#### Aim
Below are some records. Say in a single number how many of their lines include the word "digits".

#### Records provided
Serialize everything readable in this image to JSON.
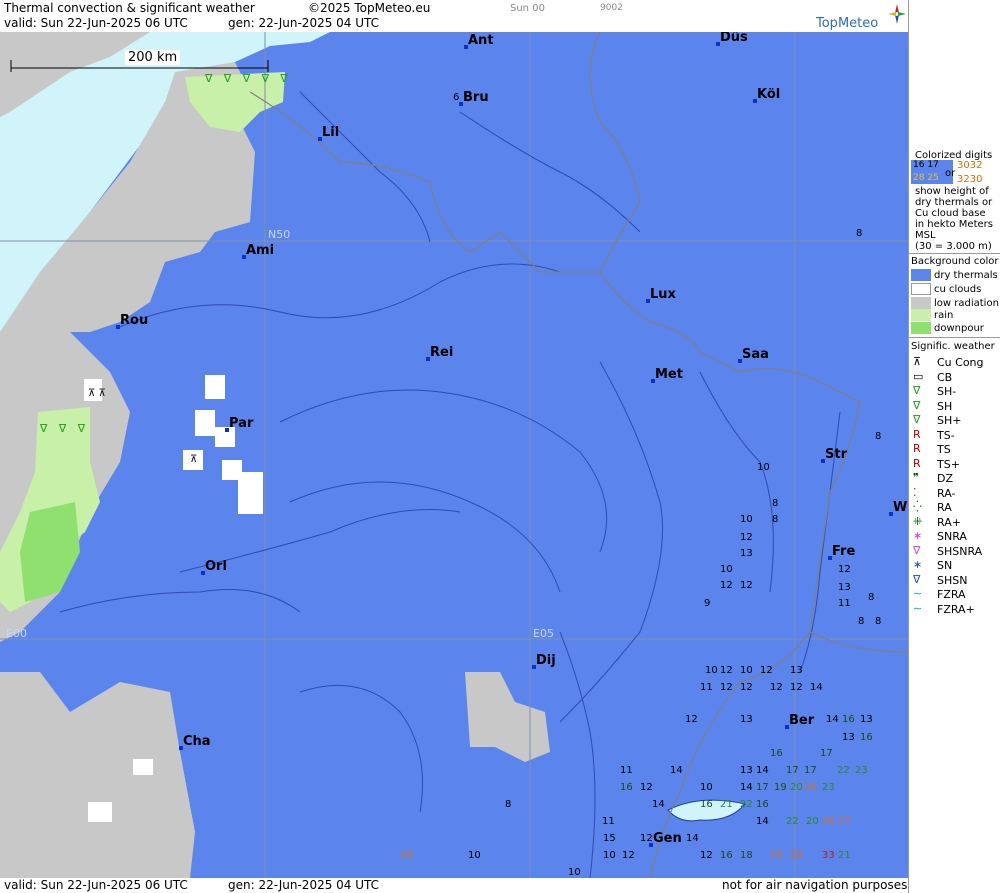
{
  "header": {
    "title": "Thermal convection & significant weather",
    "copyright": "©2025 TopMeteo.eu",
    "step_label": "Sun 00",
    "code": "9002",
    "valid": "valid:  Sun  22-Jun-2025  06 UTC",
    "gen": "gen: 22-Jun-2025 04 UTC",
    "logo": "TopMeteo"
  },
  "map": {
    "scale_label": "200 km",
    "grid_labels": [
      "N50",
      "E00",
      "E05"
    ],
    "colors": {
      "dry": "#5b84ed",
      "cu": "#ffffff",
      "low": "#c8c8c8",
      "rain": "#c8f0a8",
      "downpour": "#90e070",
      "sea": "#d0f4fa"
    },
    "cities": [
      "Ant",
      "Düs",
      "Bru",
      "Köl",
      "Lil",
      "Ami",
      "Lux",
      "Rou",
      "Rei",
      "Saa",
      "Met",
      "Par",
      "Str",
      "W",
      "Fre",
      "Orl",
      "Dij",
      "Ber",
      "Cha",
      "Gen"
    ],
    "digits": [
      "6",
      "8",
      "8",
      "8",
      "10",
      "8",
      "8",
      "10",
      "12",
      "13",
      "10",
      "12",
      "12",
      "9",
      "12",
      "13",
      "11",
      "8",
      "8",
      "10",
      "12",
      "10",
      "12",
      "13",
      "11",
      "12",
      "12",
      "12",
      "12",
      "14",
      "12",
      "13",
      "14",
      "16",
      "13",
      "13",
      "16",
      "16",
      "17",
      "11",
      "14",
      "10",
      "13",
      "14",
      "17",
      "17",
      "22",
      "23",
      "16",
      "12",
      "14",
      "17",
      "19",
      "20",
      "26",
      "23",
      "11",
      "14",
      "16",
      "21",
      "22",
      "16",
      "15",
      "12",
      "14",
      "22",
      "20",
      "26",
      "27",
      "28",
      "10",
      "10",
      "10",
      "12",
      "12",
      "16",
      "18",
      "25",
      "28",
      "33",
      "21",
      "14",
      "8"
    ],
    "weather_rows": [
      "∇ ∇ ∇ ∇ ∇",
      "∇ ∇ ∇",
      "⊼ ⊼",
      "⊼"
    ]
  },
  "legend": {
    "colorized_title": "Colorized digits",
    "sample_a": "16 17",
    "sample_b": "28 25",
    "sample_or": "or",
    "sample_c": "3032",
    "sample_d": "3230",
    "desc": [
      "show height of",
      "dry thermals or",
      "Cu cloud base",
      "in hekto Meters",
      "MSL",
      "(30 = 3.000 m)"
    ],
    "bg_title": "Background color",
    "bg_items": [
      "dry thermals",
      "cu clouds",
      "low radiation",
      "rain",
      "downpour"
    ],
    "sig_title": "Signific. weather",
    "sig_items": [
      "Cu Cong",
      "CB",
      "SH-",
      "SH",
      "SH+",
      "TS-",
      "TS",
      "TS+",
      "DZ",
      "RA-",
      "RA",
      "RA+",
      "SNRA",
      "SHSNRA",
      "SN",
      "SHSN",
      "FZRA",
      "FZRA+"
    ],
    "sig_icons": [
      "⊼",
      "▭",
      "∇",
      "∇",
      "∇",
      "R",
      "R",
      "R",
      "❞",
      "⁚",
      "⁛",
      "⁜",
      "∗",
      "∇",
      "∗",
      "∇",
      "∼",
      "∼"
    ],
    "sig_colors": [
      "#000",
      "#000",
      "#1a9a1a",
      "#1a9a1a",
      "#1a9a1a",
      "#b00000",
      "#b00000",
      "#b00000",
      "#006000",
      "#006000",
      "#006000",
      "#006000",
      "#cc44cc",
      "#cc44cc",
      "#2244cc",
      "#2244cc",
      "#00b0c0",
      "#00b0c0"
    ]
  },
  "footer": {
    "valid": "valid:  Sun  22-Jun-2025  06 UTC",
    "gen": "gen: 22-Jun-2025 04 UTC",
    "note": "not for air navigation purposes"
  }
}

#### Result
2